**Provided data**
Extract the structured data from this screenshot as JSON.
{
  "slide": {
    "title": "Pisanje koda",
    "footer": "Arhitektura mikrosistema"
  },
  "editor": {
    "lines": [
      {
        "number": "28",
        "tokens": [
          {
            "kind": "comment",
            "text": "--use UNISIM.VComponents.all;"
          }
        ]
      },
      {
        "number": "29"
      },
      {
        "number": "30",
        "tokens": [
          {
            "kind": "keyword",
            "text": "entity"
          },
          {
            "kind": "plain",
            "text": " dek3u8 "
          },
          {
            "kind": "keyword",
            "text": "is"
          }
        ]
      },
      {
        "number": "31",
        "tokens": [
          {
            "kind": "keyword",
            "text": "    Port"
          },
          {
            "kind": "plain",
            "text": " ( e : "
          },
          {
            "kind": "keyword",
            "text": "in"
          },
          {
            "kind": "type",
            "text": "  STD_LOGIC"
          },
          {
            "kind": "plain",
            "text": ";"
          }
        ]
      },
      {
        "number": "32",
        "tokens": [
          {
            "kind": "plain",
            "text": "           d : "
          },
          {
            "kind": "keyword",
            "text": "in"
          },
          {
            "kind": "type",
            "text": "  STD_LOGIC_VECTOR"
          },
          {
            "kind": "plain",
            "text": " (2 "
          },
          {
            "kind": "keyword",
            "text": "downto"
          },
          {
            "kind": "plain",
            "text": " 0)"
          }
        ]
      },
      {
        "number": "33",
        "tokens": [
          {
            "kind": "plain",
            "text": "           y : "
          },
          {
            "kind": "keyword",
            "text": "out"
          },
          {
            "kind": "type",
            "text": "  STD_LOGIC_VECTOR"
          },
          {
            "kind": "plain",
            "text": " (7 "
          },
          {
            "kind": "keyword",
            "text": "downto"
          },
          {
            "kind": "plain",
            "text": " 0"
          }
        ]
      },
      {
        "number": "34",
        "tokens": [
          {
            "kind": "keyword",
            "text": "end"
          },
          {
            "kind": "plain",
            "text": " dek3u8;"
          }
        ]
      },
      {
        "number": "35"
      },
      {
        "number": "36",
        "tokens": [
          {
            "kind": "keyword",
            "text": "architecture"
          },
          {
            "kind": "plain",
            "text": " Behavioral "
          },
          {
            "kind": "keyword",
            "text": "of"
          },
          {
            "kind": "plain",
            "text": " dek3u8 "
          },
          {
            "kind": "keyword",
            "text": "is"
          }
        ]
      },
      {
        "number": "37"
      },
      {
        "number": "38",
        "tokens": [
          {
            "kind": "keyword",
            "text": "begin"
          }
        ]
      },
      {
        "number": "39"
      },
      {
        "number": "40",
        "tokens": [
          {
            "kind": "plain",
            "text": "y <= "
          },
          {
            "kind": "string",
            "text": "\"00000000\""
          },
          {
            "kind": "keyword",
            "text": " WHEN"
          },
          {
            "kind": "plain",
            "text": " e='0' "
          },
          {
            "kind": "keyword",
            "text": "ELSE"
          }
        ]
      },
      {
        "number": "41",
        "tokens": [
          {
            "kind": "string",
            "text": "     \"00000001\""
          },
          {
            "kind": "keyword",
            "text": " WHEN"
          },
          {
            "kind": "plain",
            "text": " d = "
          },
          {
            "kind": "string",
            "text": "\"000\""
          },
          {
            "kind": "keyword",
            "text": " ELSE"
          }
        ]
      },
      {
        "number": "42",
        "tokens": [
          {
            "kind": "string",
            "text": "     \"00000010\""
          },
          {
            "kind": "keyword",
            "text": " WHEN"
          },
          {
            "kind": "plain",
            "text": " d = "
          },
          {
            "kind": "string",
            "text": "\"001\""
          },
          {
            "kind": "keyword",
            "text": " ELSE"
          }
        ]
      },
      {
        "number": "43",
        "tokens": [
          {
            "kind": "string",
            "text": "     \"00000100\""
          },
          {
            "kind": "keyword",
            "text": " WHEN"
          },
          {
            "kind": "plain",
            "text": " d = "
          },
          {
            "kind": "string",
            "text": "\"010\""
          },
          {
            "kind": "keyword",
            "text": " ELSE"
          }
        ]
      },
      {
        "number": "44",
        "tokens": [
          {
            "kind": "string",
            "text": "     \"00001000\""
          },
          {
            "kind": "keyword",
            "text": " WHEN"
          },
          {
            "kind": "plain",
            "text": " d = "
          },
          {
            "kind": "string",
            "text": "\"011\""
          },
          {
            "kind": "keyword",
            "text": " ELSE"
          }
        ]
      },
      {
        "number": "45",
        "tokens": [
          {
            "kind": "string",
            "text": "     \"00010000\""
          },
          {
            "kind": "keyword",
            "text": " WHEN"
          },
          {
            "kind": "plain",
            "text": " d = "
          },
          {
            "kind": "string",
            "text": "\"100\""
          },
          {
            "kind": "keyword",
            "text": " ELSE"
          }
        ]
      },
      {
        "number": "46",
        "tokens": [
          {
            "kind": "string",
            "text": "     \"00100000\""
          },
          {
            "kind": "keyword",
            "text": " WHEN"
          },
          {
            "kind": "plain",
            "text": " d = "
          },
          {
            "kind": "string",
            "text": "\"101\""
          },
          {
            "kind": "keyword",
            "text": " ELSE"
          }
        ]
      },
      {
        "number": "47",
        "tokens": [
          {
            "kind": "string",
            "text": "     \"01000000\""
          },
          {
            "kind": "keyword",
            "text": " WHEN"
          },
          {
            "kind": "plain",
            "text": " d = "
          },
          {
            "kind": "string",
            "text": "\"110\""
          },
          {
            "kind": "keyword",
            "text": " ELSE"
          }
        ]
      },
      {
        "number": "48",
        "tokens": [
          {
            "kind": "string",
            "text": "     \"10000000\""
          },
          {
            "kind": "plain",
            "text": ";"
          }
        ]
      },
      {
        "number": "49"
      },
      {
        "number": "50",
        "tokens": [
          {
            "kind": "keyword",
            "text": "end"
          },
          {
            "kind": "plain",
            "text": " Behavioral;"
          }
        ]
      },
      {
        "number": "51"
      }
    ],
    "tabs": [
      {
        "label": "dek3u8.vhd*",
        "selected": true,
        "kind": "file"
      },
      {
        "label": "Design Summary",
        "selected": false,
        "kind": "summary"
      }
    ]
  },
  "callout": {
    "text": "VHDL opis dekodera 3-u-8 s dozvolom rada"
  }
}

**Aim**
All of the data needs to be reproduced exactly, with no line missing.

**Answer to this problem**
Extract the structured data from this screenshot as JSON.
{
  "slide": {
    "title": "Pisanje koda",
    "footer": "Arhitektura mikrosistema"
  },
  "editor": {
    "lines": [
      {
        "number": "28",
        "tokens": [
          {
            "kind": "comment",
            "text": "--use UNISIM.VComponents.all;"
          }
        ]
      },
      {
        "number": "29"
      },
      {
        "number": "30",
        "tokens": [
          {
            "kind": "keyword",
            "text": "entity"
          },
          {
            "kind": "plain",
            "text": " dek3u8 "
          },
          {
            "kind": "keyword",
            "text": "is"
          }
        ]
      },
      {
        "number": "31",
        "tokens": [
          {
            "kind": "keyword",
            "text": "    Port"
          },
          {
            "kind": "plain",
            "text": " ( e : "
          },
          {
            "kind": "keyword",
            "text": "in"
          },
          {
            "kind": "type",
            "text": "  STD_LOGIC"
          },
          {
            "kind": "plain",
            "text": ";"
          }
        ]
      },
      {
        "number": "32",
        "tokens": [
          {
            "kind": "plain",
            "text": "           d : "
          },
          {
            "kind": "keyword",
            "text": "in"
          },
          {
            "kind": "type",
            "text": "  STD_LOGIC_VECTOR"
          },
          {
            "kind": "plain",
            "text": " (2 "
          },
          {
            "kind": "keyword",
            "text": "downto"
          },
          {
            "kind": "plain",
            "text": " 0)"
          }
        ]
      },
      {
        "number": "33",
        "tokens": [
          {
            "kind": "plain",
            "text": "           y : "
          },
          {
            "kind": "keyword",
            "text": "out"
          },
          {
            "kind": "type",
            "text": "  STD_LOGIC_VECTOR"
          },
          {
            "kind": "plain",
            "text": " (7 "
          },
          {
            "kind": "keyword",
            "text": "downto"
          },
          {
            "kind": "plain",
            "text": " 0"
          }
        ]
      },
      {
        "number": "34",
        "tokens": [
          {
            "kind": "keyword",
            "text": "end"
          },
          {
            "kind": "plain",
            "text": " dek3u8;"
          }
        ]
      },
      {
        "number": "35"
      },
      {
        "number": "36",
        "tokens": [
          {
            "kind": "keyword",
            "text": "architecture"
          },
          {
            "kind": "plain",
            "text": " Behavioral "
          },
          {
            "kind": "keyword",
            "text": "of"
          },
          {
            "kind": "plain",
            "text": " dek3u8 "
          },
          {
            "kind": "keyword",
            "text": "is"
          }
        ]
      },
      {
        "number": "37"
      },
      {
        "number": "38",
        "tokens": [
          {
            "kind": "keyword",
            "text": "begin"
          }
        ]
      },
      {
        "number": "39"
      },
      {
        "number": "40",
        "tokens": [
          {
            "kind": "plain",
            "text": "y <= "
          },
          {
            "kind": "string",
            "text": "\"00000000\""
          },
          {
            "kind": "keyword",
            "text": " WHEN"
          },
          {
            "kind": "plain",
            "text": " e='0' "
          },
          {
            "kind": "keyword",
            "text": "ELSE"
          }
        ]
      },
      {
        "number": "41",
        "tokens": [
          {
            "kind": "string",
            "text": "     \"00000001\""
          },
          {
            "kind": "keyword",
            "text": " WHEN"
          },
          {
            "kind": "plain",
            "text": " d = "
          },
          {
            "kind": "string",
            "text": "\"000\""
          },
          {
            "kind": "keyword",
            "text": " ELSE"
          }
        ]
      },
      {
        "number": "42",
        "tokens": [
          {
            "kind": "string",
            "text": "     \"00000010\""
          },
          {
            "kind": "keyword",
            "text": " WHEN"
          },
          {
            "kind": "plain",
            "text": " d = "
          },
          {
            "kind": "string",
            "text": "\"001\""
          },
          {
            "kind": "keyword",
            "text": " ELSE"
          }
        ]
      },
      {
        "number": "43",
        "tokens": [
          {
            "kind": "string",
            "text": "     \"00000100\""
          },
          {
            "kind": "keyword",
            "text": " WHEN"
          },
          {
            "kind": "plain",
            "text": " d = "
          },
          {
            "kind": "string",
            "text": "\"010\""
          },
          {
            "kind": "keyword",
            "text": " ELSE"
          }
        ]
      },
      {
        "number": "44",
        "tokens": [
          {
            "kind": "string",
            "text": "     \"00001000\""
          },
          {
            "kind": "keyword",
            "text": " WHEN"
          },
          {
            "kind": "plain",
            "text": " d = "
          },
          {
            "kind": "string",
            "text": "\"011\""
          },
          {
            "kind": "keyword",
            "text": " ELSE"
          }
        ]
      },
      {
        "number": "45",
        "tokens": [
          {
            "kind": "string",
            "text": "     \"00010000\""
          },
          {
            "kind": "keyword",
            "text": " WHEN"
          },
          {
            "kind": "plain",
            "text": " d = "
          },
          {
            "kind": "string",
            "text": "\"100\""
          },
          {
            "kind": "keyword",
            "text": " ELSE"
          }
        ]
      },
      {
        "number": "46",
        "tokens": [
          {
            "kind": "string",
            "text": "     \"00100000\""
          },
          {
            "kind": "keyword",
            "text": " WHEN"
          },
          {
            "kind": "plain",
            "text": " d = "
          },
          {
            "kind": "string",
            "text": "\"101\""
          },
          {
            "kind": "keyword",
            "text": " ELSE"
          }
        ]
      },
      {
        "number": "47",
        "tokens": [
          {
            "kind": "string",
            "text": "     \"01000000\""
          },
          {
            "kind": "keyword",
            "text": " WHEN"
          },
          {
            "kind": "plain",
            "text": " d = "
          },
          {
            "kind": "string",
            "text": "\"110\""
          },
          {
            "kind": "keyword",
            "text": " ELSE"
          }
        ]
      },
      {
        "number": "48",
        "tokens": [
          {
            "kind": "string",
            "text": "     \"10000000\""
          },
          {
            "kind": "plain",
            "text": ";"
          }
        ]
      },
      {
        "number": "49"
      },
      {
        "number": "50",
        "tokens": [
          {
            "kind": "keyword",
            "text": "end"
          },
          {
            "kind": "plain",
            "text": " Behavioral;"
          }
        ]
      },
      {
        "number": "51"
      }
    ],
    "tabs": [
      {
        "label": "dek3u8.vhd*",
        "selected": true,
        "kind": "file"
      },
      {
        "label": "Design Summary",
        "selected": false,
        "kind": "summary"
      }
    ]
  },
  "callout": {
    "text": "VHDL opis dekodera 3-u-8 s dozvolom rada"
  }
}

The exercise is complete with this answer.